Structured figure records
****

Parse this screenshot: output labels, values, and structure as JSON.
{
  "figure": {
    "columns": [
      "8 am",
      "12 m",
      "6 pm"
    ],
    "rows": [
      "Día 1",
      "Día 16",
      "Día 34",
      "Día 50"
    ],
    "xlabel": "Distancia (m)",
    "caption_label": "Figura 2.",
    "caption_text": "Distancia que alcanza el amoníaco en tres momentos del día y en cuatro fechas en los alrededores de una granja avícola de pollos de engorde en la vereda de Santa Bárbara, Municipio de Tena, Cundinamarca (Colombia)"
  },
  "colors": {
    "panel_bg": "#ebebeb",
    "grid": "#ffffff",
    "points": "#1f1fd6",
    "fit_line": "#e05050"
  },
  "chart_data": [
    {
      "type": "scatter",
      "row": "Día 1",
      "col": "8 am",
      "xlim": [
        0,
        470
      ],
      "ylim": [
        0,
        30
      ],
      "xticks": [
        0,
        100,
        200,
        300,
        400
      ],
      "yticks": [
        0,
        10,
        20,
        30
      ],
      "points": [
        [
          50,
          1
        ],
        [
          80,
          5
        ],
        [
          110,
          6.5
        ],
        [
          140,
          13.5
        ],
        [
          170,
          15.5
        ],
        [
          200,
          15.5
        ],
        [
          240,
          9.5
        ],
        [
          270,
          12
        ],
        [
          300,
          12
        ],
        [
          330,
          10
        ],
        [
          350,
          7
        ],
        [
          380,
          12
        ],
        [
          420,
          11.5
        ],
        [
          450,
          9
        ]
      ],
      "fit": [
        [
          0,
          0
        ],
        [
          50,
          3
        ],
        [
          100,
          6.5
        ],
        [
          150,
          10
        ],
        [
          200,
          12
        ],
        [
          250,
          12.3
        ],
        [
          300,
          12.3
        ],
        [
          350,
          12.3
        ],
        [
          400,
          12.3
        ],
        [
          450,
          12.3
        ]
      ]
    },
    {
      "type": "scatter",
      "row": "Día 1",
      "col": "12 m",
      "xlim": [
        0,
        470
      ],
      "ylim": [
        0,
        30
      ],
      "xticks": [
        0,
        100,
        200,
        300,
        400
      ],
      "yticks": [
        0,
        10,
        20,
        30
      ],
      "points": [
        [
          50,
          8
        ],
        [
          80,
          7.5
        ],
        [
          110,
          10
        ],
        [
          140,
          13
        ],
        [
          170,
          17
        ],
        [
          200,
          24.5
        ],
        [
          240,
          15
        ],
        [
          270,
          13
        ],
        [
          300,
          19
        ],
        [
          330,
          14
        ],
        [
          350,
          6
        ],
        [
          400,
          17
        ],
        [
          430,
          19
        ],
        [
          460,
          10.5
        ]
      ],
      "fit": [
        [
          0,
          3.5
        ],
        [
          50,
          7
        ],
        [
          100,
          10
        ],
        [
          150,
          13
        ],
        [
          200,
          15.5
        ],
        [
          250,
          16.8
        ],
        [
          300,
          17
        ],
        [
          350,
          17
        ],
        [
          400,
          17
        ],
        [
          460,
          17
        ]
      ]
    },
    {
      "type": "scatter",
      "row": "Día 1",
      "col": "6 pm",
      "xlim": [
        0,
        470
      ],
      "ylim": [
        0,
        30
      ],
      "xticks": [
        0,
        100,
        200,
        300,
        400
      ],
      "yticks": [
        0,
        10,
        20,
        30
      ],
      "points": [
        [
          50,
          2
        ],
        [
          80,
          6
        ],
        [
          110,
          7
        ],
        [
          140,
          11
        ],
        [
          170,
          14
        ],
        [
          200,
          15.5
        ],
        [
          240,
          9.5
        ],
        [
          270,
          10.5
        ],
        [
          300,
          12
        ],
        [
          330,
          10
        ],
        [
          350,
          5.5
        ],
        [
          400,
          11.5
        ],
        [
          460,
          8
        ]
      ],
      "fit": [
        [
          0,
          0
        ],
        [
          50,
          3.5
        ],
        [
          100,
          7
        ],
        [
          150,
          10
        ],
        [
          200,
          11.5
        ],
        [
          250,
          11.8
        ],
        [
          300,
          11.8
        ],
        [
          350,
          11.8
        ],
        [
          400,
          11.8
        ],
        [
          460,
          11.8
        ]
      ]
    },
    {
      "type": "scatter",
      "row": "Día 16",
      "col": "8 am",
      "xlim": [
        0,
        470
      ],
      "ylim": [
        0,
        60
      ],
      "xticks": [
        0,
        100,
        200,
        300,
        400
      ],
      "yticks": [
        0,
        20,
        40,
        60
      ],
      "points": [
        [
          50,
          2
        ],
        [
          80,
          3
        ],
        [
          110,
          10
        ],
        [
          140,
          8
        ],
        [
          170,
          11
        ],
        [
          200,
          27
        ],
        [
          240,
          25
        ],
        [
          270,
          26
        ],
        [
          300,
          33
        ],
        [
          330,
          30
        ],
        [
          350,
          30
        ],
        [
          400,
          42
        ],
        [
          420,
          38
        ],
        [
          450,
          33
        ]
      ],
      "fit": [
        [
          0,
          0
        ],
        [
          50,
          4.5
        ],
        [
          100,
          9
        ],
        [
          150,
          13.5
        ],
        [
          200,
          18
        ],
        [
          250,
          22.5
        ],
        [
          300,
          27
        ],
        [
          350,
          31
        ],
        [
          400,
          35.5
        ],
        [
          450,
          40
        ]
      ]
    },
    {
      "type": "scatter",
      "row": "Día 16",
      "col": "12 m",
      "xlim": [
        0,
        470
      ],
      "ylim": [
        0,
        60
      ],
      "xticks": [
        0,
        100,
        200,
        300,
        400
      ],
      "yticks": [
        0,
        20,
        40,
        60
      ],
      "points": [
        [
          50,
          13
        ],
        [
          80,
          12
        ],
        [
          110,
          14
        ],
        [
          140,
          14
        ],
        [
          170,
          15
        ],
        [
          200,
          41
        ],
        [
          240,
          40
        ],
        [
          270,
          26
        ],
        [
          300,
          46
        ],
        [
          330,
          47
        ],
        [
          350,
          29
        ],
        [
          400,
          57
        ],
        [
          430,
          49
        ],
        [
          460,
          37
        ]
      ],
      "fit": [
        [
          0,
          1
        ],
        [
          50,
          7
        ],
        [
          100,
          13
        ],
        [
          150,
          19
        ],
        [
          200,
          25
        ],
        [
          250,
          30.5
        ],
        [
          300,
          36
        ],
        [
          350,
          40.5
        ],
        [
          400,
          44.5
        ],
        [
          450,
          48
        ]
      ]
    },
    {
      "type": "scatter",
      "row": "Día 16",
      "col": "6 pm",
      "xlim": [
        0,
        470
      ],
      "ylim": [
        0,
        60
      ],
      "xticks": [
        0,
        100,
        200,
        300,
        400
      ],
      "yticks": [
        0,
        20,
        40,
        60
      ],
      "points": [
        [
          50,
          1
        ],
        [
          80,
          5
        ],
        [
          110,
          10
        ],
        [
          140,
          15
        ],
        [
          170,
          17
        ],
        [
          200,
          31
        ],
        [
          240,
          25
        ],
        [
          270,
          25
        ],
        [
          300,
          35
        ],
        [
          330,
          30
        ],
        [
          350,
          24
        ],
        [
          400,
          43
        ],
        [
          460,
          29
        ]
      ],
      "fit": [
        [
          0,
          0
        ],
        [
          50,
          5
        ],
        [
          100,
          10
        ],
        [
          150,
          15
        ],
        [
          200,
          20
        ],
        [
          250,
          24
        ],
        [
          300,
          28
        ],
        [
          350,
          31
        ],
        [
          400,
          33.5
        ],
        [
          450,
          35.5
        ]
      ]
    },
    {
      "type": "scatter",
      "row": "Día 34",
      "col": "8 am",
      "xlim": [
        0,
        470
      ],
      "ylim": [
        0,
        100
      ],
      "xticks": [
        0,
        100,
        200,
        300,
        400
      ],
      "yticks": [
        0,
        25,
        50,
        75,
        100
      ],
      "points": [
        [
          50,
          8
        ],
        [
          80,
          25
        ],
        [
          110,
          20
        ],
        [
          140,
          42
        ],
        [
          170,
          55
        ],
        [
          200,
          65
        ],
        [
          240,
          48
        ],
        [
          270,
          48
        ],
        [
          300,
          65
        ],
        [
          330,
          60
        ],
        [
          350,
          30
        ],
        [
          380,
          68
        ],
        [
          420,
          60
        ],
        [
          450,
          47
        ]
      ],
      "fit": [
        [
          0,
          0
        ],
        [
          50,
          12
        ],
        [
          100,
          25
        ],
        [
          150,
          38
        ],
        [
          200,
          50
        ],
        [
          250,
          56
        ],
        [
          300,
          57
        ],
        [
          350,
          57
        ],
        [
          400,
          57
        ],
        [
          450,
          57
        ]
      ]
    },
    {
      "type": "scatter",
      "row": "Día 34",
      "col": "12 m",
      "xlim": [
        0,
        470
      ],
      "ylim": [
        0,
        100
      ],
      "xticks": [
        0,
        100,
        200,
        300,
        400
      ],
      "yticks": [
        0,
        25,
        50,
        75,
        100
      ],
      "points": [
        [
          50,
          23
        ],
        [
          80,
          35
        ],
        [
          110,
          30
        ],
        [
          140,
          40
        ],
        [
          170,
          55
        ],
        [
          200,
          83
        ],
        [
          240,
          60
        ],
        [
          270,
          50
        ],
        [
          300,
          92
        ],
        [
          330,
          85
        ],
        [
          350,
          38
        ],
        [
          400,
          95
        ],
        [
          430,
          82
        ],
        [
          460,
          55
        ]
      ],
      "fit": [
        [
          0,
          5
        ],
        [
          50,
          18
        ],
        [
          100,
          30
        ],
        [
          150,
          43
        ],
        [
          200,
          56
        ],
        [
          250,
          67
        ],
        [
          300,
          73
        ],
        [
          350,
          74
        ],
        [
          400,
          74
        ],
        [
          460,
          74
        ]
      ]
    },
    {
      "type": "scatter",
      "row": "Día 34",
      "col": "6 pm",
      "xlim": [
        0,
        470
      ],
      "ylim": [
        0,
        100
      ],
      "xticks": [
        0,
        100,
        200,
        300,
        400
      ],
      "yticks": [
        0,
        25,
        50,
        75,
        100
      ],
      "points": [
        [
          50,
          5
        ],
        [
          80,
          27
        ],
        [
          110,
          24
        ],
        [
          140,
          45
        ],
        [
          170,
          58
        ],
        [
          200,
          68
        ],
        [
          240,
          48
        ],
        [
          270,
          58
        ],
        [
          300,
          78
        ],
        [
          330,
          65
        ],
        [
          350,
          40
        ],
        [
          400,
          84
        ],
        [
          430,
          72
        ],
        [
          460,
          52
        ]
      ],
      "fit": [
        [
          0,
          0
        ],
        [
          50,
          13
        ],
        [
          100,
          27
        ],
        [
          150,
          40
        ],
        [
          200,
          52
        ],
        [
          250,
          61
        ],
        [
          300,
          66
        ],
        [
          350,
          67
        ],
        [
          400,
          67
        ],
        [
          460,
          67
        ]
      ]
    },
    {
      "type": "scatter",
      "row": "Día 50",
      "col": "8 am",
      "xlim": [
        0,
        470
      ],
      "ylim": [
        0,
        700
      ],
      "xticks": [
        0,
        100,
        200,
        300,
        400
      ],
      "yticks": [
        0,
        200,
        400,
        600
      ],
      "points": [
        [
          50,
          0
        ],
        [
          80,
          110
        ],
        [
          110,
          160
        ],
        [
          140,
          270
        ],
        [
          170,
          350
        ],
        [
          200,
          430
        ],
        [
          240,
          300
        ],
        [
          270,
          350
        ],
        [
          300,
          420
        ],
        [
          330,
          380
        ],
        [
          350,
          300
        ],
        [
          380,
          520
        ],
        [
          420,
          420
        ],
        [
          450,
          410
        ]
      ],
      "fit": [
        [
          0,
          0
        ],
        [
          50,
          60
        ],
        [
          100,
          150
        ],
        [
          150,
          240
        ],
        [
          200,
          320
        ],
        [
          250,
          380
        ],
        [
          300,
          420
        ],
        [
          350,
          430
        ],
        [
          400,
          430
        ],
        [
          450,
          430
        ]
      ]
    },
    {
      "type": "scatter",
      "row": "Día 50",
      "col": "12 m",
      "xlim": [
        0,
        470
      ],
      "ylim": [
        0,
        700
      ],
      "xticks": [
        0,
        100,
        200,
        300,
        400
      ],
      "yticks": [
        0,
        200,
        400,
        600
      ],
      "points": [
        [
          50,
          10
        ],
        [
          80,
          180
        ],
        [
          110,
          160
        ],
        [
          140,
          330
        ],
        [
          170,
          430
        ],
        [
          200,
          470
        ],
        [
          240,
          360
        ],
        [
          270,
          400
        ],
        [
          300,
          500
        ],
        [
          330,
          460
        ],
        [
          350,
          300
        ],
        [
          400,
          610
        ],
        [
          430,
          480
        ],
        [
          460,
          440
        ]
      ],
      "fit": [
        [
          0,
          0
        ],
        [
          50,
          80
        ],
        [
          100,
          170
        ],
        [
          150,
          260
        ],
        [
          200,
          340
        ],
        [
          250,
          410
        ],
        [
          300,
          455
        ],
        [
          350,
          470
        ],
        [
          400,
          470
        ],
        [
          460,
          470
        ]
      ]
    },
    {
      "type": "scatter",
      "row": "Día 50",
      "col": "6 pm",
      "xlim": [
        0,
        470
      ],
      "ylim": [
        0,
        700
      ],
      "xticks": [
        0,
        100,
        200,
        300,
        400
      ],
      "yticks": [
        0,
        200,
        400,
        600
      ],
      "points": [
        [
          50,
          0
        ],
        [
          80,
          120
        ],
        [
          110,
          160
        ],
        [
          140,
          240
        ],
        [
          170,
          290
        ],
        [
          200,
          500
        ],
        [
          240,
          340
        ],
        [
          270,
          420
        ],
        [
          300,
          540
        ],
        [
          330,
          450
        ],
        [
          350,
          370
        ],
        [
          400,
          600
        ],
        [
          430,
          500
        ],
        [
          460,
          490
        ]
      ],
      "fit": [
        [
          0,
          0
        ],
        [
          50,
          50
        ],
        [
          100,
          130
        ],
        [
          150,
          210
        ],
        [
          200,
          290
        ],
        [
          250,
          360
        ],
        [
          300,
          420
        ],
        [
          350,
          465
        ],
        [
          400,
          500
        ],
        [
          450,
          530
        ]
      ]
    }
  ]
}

****

Find every line with the word "Distancia" and state how many there are, with no other words.

* Complete answer:
2